### AVAILABLE DATA:

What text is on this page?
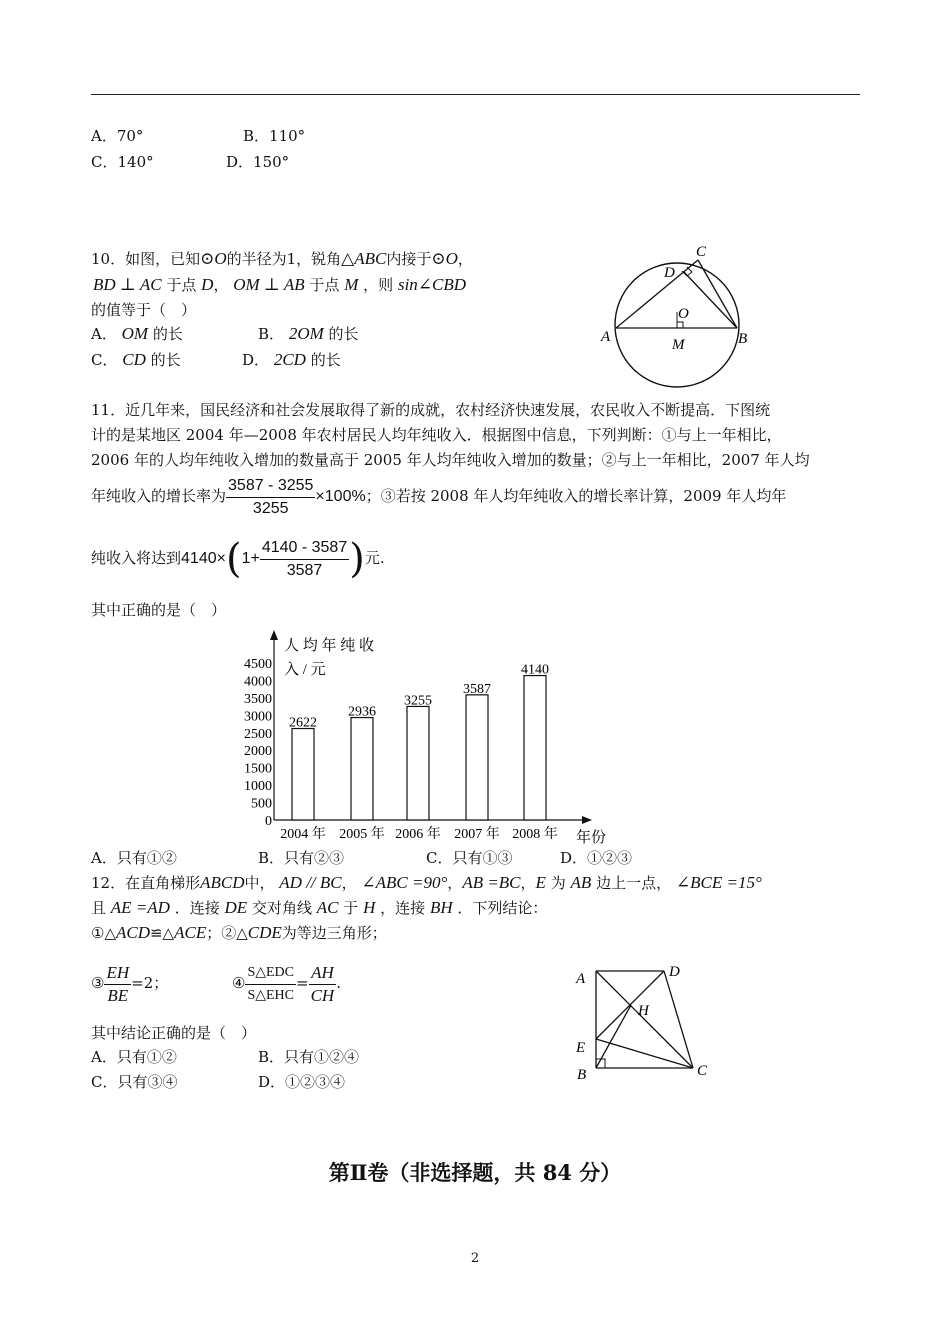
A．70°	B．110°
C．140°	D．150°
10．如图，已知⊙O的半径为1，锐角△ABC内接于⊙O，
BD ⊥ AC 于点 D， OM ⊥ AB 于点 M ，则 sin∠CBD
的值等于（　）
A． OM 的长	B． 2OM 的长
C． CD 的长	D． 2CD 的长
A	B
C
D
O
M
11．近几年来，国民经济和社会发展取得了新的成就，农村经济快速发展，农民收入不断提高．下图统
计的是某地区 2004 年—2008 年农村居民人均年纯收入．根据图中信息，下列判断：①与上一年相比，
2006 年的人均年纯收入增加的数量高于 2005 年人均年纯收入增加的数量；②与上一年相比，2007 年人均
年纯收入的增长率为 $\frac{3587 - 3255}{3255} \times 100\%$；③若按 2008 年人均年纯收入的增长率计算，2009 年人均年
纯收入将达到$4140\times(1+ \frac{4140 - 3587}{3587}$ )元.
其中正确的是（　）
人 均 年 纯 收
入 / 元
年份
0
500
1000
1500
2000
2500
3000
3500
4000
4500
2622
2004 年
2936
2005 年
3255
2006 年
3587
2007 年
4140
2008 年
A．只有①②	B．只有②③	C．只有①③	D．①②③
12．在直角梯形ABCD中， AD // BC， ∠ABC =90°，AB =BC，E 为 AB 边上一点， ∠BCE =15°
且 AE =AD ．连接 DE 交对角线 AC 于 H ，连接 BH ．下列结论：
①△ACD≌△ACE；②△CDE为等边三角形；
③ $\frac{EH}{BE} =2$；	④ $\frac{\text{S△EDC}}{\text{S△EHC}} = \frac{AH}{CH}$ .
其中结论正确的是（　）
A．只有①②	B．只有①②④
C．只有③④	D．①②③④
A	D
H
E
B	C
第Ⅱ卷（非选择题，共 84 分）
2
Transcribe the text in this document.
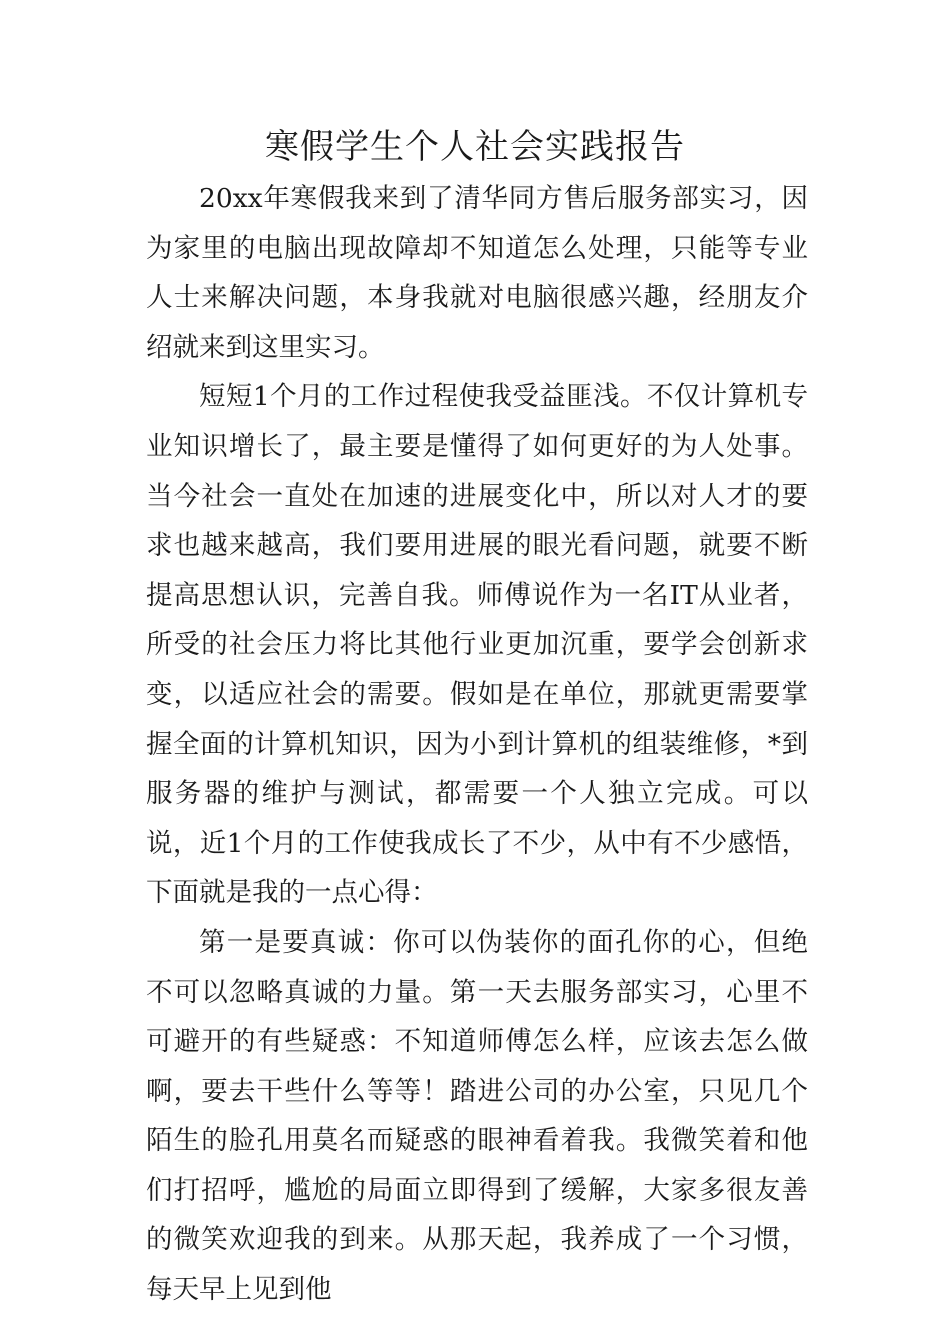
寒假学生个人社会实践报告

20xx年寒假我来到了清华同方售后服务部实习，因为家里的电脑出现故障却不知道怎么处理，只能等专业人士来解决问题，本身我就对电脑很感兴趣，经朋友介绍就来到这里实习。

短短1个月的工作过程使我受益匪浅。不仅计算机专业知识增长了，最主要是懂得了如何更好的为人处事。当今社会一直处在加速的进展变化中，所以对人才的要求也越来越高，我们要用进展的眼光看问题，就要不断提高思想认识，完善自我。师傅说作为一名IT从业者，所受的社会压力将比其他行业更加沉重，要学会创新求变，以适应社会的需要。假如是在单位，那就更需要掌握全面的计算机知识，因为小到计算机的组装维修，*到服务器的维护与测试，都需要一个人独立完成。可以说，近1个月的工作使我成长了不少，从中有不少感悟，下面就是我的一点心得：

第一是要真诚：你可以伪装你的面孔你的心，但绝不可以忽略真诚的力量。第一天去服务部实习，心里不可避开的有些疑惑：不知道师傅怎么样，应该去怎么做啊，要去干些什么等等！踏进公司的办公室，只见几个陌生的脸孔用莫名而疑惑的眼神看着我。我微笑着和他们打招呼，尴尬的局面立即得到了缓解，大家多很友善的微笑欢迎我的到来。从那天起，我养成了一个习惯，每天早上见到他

### PROMPT:
Of the lines in the material, how many contain the word "frac"? Reply with the number and nothing else.

### RESULT FOR THIS EXERCISE:
3